# SOURCE RECORDS start

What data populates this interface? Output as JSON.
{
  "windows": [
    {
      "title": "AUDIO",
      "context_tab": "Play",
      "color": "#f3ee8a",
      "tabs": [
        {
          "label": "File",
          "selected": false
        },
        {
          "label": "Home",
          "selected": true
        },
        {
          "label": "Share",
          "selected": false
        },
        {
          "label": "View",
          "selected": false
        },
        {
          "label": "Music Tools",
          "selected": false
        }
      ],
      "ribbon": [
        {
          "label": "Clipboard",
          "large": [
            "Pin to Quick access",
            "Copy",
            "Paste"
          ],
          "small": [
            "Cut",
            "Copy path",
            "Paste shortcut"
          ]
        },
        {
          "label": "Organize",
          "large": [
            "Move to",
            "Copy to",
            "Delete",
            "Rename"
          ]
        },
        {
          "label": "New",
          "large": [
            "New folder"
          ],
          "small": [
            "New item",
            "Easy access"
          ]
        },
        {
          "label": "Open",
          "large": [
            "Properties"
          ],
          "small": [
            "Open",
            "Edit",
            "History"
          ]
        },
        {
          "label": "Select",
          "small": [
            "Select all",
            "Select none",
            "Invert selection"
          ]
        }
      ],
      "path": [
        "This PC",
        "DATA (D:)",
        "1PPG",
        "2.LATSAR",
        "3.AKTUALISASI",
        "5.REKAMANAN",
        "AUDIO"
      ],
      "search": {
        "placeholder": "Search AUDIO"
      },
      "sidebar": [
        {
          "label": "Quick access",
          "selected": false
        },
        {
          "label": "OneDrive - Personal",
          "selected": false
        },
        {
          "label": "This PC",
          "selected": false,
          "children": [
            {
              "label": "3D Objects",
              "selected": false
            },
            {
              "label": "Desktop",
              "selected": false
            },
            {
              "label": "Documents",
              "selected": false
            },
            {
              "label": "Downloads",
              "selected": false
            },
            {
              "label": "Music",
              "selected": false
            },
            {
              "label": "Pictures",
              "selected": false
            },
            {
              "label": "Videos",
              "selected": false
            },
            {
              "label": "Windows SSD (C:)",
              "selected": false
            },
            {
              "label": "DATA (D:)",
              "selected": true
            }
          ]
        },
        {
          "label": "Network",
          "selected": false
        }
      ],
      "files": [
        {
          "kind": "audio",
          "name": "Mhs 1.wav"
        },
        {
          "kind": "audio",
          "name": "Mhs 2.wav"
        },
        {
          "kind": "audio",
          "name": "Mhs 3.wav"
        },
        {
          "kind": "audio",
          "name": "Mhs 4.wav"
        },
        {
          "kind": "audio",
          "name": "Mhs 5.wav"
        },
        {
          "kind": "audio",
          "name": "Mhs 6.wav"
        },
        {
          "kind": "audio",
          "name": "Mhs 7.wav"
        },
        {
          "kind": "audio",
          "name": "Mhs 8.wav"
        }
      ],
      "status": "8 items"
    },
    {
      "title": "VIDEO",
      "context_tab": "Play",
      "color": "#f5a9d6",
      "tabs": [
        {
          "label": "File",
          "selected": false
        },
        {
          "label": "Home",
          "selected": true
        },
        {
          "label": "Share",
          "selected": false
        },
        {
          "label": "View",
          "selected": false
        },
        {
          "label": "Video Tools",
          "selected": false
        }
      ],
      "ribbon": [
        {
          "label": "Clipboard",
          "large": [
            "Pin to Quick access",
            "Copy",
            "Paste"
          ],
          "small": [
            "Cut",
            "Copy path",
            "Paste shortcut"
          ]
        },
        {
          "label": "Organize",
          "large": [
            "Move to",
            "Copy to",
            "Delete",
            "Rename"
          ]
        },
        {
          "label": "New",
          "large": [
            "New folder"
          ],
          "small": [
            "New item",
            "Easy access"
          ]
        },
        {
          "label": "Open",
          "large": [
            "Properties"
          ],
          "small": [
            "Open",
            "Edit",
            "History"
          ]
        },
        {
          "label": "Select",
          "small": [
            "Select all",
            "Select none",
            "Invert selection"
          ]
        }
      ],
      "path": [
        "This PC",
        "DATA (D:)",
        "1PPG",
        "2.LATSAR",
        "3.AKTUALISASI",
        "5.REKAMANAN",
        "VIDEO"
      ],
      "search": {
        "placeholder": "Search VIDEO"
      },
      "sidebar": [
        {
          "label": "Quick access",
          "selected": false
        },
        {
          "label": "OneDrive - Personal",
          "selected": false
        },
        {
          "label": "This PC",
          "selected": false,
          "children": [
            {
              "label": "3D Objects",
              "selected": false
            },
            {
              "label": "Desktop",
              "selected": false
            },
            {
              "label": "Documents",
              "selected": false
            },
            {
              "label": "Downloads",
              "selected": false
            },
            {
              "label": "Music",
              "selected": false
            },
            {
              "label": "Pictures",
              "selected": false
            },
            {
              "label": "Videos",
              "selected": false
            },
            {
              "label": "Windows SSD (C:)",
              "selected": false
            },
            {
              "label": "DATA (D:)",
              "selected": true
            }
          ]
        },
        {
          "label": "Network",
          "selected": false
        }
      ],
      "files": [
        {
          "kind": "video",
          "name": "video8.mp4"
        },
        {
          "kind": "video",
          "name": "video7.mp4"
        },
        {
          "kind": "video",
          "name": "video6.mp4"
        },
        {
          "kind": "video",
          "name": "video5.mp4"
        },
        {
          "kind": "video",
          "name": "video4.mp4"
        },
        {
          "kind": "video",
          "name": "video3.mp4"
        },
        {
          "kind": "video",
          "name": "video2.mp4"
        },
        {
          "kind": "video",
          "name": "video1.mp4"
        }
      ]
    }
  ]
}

# SOURCE RECORDS end

- [AIM OF THE TASK] Print every entry exactly as it appears.

- [ANSWER TO THE EXERCISE]
What data populates this interface? Output as JSON.
{
  "windows": [
    {
      "title": "AUDIO",
      "context_tab": "Play",
      "color": "#f3ee8a",
      "tabs": [
        {
          "label": "File",
          "selected": false
        },
        {
          "label": "Home",
          "selected": true
        },
        {
          "label": "Share",
          "selected": false
        },
        {
          "label": "View",
          "selected": false
        },
        {
          "label": "Music Tools",
          "selected": false
        }
      ],
      "ribbon": [
        {
          "label": "Clipboard",
          "large": [
            "Pin to Quick access",
            "Copy",
            "Paste"
          ],
          "small": [
            "Cut",
            "Copy path",
            "Paste shortcut"
          ]
        },
        {
          "label": "Organize",
          "large": [
            "Move to",
            "Copy to",
            "Delete",
            "Rename"
          ]
        },
        {
          "label": "New",
          "large": [
            "New folder"
          ],
          "small": [
            "New item",
            "Easy access"
          ]
        },
        {
          "label": "Open",
          "large": [
            "Properties"
          ],
          "small": [
            "Open",
            "Edit",
            "History"
          ]
        },
        {
          "label": "Select",
          "small": [
            "Select all",
            "Select none",
            "Invert selection"
          ]
        }
      ],
      "path": [
        "This PC",
        "DATA (D:)",
        "1PPG",
        "2.LATSAR",
        "3.AKTUALISASI",
        "5.REKAMANAN",
        "AUDIO"
      ],
      "search": {
        "placeholder": "Search AUDIO"
      },
      "sidebar": [
        {
          "label": "Quick access",
          "selected": false
        },
        {
          "label": "OneDrive - Personal",
          "selected": false
        },
        {
          "label": "This PC",
          "selected": false,
          "children": [
            {
              "label": "3D Objects",
              "selected": false
            },
            {
              "label": "Desktop",
              "selected": false
            },
            {
              "label": "Documents",
              "selected": false
            },
            {
              "label": "Downloads",
              "selected": false
            },
            {
              "label": "Music",
              "selected": false
            },
            {
              "label": "Pictures",
              "selected": false
            },
            {
              "label": "Videos",
              "selected": false
            },
            {
              "label": "Windows SSD (C:)",
              "selected": false
            },
            {
              "label": "DATA (D:)",
              "selected": true
            }
          ]
        },
        {
          "label": "Network",
          "selected": false
        }
      ],
      "files": [
        {
          "kind": "audio",
          "name": "Mhs 1.wav"
        },
        {
          "kind": "audio",
          "name": "Mhs 2.wav"
        },
        {
          "kind": "audio",
          "name": "Mhs 3.wav"
        },
        {
          "kind": "audio",
          "name": "Mhs 4.wav"
        },
        {
          "kind": "audio",
          "name": "Mhs 5.wav"
        },
        {
          "kind": "audio",
          "name": "Mhs 6.wav"
        },
        {
          "kind": "audio",
          "name": "Mhs 7.wav"
        },
        {
          "kind": "audio",
          "name": "Mhs 8.wav"
        }
      ],
      "status": "8 items"
    },
    {
      "title": "VIDEO",
      "context_tab": "Play",
      "color": "#f5a9d6",
      "tabs": [
        {
          "label": "File",
          "selected": false
        },
        {
          "label": "Home",
          "selected": true
        },
        {
          "label": "Share",
          "selected": false
        },
        {
          "label": "View",
          "selected": false
        },
        {
          "label": "Video Tools",
          "selected": false
        }
      ],
      "ribbon": [
        {
          "label": "Clipboard",
          "large": [
            "Pin to Quick access",
            "Copy",
            "Paste"
          ],
          "small": [
            "Cut",
            "Copy path",
            "Paste shortcut"
          ]
        },
        {
          "label": "Organize",
          "large": [
            "Move to",
            "Copy to",
            "Delete",
            "Rename"
          ]
        },
        {
          "label": "New",
          "large": [
            "New folder"
          ],
          "small": [
            "New item",
            "Easy access"
          ]
        },
        {
          "label": "Open",
          "large": [
            "Properties"
          ],
          "small": [
            "Open",
            "Edit",
            "History"
          ]
        },
        {
          "label": "Select",
          "small": [
            "Select all",
            "Select none",
            "Invert selection"
          ]
        }
      ],
      "path": [
        "This PC",
        "DATA (D:)",
        "1PPG",
        "2.LATSAR",
        "3.AKTUALISASI",
        "5.REKAMANAN",
        "VIDEO"
      ],
      "search": {
        "placeholder": "Search VIDEO"
      },
      "sidebar": [
        {
          "label": "Quick access",
          "selected": false
        },
        {
          "label": "OneDrive - Personal",
          "selected": false
        },
        {
          "label": "This PC",
          "selected": false,
          "children": [
            {
              "label": "3D Objects",
              "selected": false
            },
            {
              "label": "Desktop",
              "selected": false
            },
            {
              "label": "Documents",
              "selected": false
            },
            {
              "label": "Downloads",
              "selected": false
            },
            {
              "label": "Music",
              "selected": false
            },
            {
              "label": "Pictures",
              "selected": false
            },
            {
              "label": "Videos",
              "selected": false
            },
            {
              "label": "Windows SSD (C:)",
              "selected": false
            },
            {
              "label": "DATA (D:)",
              "selected": true
            }
          ]
        },
        {
          "label": "Network",
          "selected": false
        }
      ],
      "files": [
        {
          "kind": "video",
          "name": "video8.mp4"
        },
        {
          "kind": "video",
          "name": "video7.mp4"
        },
        {
          "kind": "video",
          "name": "video6.mp4"
        },
        {
          "kind": "video",
          "name": "video5.mp4"
        },
        {
          "kind": "video",
          "name": "video4.mp4"
        },
        {
          "kind": "video",
          "name": "video3.mp4"
        },
        {
          "kind": "video",
          "name": "video2.mp4"
        },
        {
          "kind": "video",
          "name": "video1.mp4"
        }
      ]
    }
  ]
}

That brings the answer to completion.